──────── DATA LISTING
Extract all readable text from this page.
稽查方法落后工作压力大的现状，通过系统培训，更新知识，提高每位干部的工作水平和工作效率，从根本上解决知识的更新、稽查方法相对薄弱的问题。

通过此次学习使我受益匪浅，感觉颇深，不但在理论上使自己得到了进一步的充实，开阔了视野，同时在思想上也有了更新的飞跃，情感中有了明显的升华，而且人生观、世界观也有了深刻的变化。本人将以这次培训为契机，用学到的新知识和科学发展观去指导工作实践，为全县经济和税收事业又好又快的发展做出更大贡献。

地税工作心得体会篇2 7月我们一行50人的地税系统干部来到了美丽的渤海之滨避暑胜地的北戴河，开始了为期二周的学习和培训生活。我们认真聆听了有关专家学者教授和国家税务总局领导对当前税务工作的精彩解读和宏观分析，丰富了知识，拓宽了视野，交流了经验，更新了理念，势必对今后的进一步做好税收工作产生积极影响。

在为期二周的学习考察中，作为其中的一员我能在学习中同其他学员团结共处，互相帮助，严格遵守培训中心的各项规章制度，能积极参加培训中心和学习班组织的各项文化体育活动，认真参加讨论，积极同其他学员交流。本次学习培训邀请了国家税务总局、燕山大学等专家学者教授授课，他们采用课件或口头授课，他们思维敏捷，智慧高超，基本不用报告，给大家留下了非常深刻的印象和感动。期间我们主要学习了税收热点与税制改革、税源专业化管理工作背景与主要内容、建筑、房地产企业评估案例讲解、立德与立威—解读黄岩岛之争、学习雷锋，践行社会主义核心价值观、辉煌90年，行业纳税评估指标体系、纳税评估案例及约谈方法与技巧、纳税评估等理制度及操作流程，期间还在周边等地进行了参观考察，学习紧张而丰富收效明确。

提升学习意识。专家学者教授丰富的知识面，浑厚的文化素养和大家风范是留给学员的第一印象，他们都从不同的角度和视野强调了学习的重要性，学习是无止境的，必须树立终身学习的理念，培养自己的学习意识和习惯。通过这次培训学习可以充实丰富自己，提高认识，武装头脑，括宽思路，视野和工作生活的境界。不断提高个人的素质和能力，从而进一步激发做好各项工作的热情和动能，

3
────────────────
:: EXERCISE GOAL ::
Extract each line of the material exactly as it stands.

:: ANSWER TO THE TASK ::
Extract all readable text from this page.
稽查方法落后工作压力大的现状，通过系统培训，更新知识，提高每位干部的工作水平和工作效率，从根本上解决知识的更新、稽查方法相对薄弱的问题。

通过此次学习使我受益匪浅，感觉颇深，不但在理论上使自己得到了进一步的充实，开阔了视野，同时在思想上也有了更新的飞跃，情感中有了明显的升华，而且人生观、世界观也有了深刻的变化。本人将以这次培训为契机，用学到的新知识和科学发展观去指导工作实践，为全县经济和税收事业又好又快的发展做出更大贡献。

地税工作心得体会篇2 7月我们一行50人的地税系统干部来到了美丽的渤海之滨避暑胜地的北戴河，开始了为期二周的学习和培训生活。我们认真聆听了有关专家学者教授和国家税务总局领导对当前税务工作的精彩解读和宏观分析，丰富了知识，拓宽了视野，交流了经验，更新了理念，势必对今后的进一步做好税收工作产生积极影响。

在为期二周的学习考察中，作为其中的一员我能在学习中同其他学员团结共处，互相帮助，严格遵守培训中心的各项规章制度，能积极参加培训中心和学习班组织的各项文化体育活动，认真参加讨论，积极同其他学员交流。本次学习培训邀请了国家税务总局、燕山大学等专家学者教授授课，他们采用课件或口头授课，他们思维敏捷，智慧高超，基本不用报告，给大家留下了非常深刻的印象和感动。期间我们主要学习了税收热点与税制改革、税源专业化管理工作背景与主要内容、建筑、房地产企业评估案例讲解、立德与立威—解读黄岩岛之争、学习雷锋，践行社会主义核心价值观、辉煌90年，行业纳税评估指标体系、纳税评估案例及约谈方法与技巧、纳税评估等理制度及操作流程，期间还在周边等地进行了参观考察，学习紧张而丰富收效明确。

提升学习意识。专家学者教授丰富的知识面，浑厚的文化素养和大家风范是留给学员的第一印象，他们都从不同的角度和视野强调了学习的重要性，学习是无止境的，必须树立终身学习的理念，培养自己的学习意识和习惯。通过这次培训学习可以充实丰富自己，提高认识，武装头脑，括宽思路，视野和工作生活的境界。不断提高个人的素质和能力，从而进一步激发做好各项工作的热情和动能，

3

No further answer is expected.